Each line containing the word "rgba" must be reported.

= = = = =

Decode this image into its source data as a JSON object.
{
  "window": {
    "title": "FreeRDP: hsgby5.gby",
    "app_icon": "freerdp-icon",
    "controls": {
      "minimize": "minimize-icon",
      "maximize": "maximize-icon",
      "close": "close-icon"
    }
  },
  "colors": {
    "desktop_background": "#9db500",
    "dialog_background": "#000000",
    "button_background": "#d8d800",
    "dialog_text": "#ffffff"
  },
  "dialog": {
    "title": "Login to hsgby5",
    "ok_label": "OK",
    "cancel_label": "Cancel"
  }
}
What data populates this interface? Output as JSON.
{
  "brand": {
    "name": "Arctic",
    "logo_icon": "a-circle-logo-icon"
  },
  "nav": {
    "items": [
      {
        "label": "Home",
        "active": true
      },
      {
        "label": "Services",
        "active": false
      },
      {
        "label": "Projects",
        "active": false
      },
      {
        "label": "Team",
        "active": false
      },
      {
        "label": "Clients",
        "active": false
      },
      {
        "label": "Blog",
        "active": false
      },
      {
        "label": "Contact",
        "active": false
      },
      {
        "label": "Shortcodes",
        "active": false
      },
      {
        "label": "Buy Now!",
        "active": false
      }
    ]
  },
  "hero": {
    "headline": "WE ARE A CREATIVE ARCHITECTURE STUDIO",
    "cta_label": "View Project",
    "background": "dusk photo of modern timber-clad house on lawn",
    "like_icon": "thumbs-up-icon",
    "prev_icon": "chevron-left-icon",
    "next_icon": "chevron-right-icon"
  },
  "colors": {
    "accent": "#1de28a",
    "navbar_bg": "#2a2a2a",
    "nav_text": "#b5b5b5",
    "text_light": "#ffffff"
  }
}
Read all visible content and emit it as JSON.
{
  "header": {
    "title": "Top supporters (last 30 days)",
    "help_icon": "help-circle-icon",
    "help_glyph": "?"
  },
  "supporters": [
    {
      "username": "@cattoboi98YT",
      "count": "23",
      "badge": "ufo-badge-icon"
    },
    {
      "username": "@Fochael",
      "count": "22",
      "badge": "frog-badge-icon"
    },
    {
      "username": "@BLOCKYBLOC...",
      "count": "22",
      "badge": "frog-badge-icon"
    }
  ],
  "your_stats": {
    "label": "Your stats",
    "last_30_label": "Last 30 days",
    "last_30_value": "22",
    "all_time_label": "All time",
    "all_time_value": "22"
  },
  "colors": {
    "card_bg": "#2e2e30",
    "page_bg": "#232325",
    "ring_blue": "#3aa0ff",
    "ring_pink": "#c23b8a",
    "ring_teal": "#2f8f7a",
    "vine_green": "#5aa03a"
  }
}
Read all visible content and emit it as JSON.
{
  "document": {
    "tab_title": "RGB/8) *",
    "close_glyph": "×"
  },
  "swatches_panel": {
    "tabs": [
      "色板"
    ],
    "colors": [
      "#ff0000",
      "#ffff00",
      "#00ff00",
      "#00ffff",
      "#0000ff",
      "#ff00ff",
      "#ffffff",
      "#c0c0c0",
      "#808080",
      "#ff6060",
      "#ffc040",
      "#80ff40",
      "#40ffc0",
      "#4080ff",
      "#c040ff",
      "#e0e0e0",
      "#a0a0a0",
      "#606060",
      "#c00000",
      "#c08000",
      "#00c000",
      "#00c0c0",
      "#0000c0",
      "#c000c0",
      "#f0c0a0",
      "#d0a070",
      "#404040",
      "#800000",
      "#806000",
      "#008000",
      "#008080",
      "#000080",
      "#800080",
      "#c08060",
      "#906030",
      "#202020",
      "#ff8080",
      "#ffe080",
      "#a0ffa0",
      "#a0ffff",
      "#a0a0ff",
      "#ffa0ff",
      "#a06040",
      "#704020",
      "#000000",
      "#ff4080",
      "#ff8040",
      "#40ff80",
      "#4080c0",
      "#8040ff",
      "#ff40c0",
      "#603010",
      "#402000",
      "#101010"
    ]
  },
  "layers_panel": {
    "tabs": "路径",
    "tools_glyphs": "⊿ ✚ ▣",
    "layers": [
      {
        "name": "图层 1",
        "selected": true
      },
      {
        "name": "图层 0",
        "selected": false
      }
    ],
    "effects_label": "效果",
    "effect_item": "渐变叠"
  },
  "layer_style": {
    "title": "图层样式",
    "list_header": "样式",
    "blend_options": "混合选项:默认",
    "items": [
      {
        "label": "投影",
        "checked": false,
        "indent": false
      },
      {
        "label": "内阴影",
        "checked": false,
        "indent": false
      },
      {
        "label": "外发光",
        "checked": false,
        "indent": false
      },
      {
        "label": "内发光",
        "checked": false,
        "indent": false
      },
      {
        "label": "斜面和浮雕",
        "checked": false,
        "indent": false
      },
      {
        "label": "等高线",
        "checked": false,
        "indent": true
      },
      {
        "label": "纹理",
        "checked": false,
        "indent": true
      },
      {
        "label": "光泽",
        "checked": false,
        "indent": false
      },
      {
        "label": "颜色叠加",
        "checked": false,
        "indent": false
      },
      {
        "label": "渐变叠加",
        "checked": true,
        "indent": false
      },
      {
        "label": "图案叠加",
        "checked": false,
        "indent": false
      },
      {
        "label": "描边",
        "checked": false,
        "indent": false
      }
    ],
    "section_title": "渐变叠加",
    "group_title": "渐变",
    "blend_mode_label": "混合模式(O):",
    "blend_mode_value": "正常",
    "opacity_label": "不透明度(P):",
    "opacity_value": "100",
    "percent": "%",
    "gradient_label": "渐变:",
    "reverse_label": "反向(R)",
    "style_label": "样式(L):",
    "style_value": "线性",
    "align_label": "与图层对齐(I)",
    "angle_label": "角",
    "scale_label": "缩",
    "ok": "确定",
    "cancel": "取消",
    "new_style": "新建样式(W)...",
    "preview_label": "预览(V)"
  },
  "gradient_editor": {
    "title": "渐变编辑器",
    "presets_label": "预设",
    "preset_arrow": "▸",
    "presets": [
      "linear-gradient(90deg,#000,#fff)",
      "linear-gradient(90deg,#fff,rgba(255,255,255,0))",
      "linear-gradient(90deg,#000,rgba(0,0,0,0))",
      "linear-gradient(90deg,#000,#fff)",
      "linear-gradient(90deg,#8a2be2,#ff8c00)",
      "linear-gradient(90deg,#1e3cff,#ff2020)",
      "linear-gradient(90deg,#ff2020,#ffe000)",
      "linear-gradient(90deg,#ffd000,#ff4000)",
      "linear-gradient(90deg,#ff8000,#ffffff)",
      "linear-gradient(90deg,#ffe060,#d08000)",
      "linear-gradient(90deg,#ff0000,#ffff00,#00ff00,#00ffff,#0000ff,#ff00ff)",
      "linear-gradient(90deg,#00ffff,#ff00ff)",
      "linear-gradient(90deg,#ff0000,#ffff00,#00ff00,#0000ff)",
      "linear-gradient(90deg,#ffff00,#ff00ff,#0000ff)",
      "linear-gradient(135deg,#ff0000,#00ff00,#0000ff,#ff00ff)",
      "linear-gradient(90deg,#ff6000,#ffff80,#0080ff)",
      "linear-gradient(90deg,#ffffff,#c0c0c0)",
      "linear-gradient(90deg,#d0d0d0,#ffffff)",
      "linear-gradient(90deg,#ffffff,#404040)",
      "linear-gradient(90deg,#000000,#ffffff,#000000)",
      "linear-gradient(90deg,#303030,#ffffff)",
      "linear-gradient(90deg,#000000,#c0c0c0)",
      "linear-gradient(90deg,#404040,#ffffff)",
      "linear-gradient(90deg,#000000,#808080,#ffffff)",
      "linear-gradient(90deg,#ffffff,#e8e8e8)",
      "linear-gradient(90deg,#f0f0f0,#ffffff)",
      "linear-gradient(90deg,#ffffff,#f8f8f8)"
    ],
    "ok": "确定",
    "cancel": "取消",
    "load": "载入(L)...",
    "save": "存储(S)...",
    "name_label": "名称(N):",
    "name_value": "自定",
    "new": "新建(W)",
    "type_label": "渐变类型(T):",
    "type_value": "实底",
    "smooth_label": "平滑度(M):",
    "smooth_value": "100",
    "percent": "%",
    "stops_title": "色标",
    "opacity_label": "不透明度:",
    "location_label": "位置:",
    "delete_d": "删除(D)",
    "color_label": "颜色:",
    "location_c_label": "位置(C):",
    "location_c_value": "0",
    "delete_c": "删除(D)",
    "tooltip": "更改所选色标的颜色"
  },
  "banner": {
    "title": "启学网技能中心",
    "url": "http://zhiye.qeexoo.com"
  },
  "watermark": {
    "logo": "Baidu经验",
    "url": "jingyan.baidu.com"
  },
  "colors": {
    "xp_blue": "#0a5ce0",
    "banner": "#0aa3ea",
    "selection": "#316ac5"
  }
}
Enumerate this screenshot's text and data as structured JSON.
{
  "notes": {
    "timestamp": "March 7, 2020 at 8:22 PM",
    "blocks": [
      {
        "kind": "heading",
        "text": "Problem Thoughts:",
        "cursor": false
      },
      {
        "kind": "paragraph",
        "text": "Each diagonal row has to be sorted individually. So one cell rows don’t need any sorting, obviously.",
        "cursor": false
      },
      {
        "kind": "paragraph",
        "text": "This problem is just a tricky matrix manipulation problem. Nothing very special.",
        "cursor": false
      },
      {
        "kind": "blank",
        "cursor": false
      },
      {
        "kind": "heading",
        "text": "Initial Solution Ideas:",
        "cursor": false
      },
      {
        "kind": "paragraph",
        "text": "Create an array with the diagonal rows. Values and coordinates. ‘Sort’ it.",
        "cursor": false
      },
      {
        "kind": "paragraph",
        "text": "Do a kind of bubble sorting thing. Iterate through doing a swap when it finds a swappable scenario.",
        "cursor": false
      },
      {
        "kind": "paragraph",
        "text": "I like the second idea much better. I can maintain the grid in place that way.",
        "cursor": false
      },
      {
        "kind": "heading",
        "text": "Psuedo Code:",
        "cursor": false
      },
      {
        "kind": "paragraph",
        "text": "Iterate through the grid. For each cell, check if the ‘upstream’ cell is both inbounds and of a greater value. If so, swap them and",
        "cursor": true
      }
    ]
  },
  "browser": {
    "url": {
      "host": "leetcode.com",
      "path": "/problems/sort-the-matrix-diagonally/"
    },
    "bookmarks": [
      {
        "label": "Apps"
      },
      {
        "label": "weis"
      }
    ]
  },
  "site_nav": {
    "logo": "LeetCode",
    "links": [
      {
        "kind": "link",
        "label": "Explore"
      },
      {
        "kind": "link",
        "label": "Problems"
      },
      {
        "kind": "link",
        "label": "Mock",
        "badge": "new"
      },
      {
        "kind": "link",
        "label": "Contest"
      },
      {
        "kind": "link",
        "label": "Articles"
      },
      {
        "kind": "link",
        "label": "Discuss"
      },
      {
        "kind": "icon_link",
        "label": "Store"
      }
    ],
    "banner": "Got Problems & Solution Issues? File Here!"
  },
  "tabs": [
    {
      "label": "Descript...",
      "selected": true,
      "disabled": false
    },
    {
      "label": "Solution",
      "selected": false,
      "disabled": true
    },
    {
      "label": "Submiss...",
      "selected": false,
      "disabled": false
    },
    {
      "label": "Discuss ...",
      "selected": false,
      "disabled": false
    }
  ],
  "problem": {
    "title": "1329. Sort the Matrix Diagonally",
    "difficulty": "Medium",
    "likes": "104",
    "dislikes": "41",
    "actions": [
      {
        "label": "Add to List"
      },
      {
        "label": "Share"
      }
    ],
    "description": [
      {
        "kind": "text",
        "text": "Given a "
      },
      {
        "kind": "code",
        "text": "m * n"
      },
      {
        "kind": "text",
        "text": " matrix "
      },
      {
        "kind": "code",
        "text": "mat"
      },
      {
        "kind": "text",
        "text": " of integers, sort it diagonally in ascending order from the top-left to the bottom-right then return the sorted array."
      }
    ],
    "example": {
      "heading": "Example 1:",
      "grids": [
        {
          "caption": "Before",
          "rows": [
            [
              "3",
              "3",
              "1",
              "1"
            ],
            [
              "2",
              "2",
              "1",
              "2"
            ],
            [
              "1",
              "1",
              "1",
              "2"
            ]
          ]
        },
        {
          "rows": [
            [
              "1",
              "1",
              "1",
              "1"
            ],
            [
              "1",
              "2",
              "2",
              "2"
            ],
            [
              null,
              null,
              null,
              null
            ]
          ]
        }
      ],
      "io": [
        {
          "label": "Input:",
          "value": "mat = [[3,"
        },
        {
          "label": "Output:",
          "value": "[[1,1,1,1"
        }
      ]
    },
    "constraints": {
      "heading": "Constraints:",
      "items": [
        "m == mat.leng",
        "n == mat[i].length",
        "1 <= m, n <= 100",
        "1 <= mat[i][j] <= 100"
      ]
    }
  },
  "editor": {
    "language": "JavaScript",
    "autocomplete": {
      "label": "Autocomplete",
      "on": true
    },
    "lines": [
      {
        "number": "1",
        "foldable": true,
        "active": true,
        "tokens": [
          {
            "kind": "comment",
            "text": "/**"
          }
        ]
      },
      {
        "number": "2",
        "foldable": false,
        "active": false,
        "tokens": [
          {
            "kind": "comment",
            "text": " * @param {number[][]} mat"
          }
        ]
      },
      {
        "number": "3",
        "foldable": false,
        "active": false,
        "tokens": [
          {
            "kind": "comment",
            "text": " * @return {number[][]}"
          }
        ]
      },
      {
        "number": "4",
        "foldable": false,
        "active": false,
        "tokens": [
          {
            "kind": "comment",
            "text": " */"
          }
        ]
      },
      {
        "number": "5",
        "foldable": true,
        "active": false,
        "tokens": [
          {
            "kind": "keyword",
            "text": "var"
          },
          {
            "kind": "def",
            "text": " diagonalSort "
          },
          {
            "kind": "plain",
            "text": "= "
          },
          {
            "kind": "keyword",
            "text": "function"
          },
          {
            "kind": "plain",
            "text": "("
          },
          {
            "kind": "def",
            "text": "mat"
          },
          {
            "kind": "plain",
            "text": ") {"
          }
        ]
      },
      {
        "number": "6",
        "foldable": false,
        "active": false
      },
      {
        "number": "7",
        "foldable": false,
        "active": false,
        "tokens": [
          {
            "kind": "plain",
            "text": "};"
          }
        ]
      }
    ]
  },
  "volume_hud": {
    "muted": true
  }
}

= = = = =

**Response**
      "linear-gradient(90deg,#fff,rgba(255,255,255,0))",
      "linear-gradient(90deg,#000,rgba(0,0,0,0))",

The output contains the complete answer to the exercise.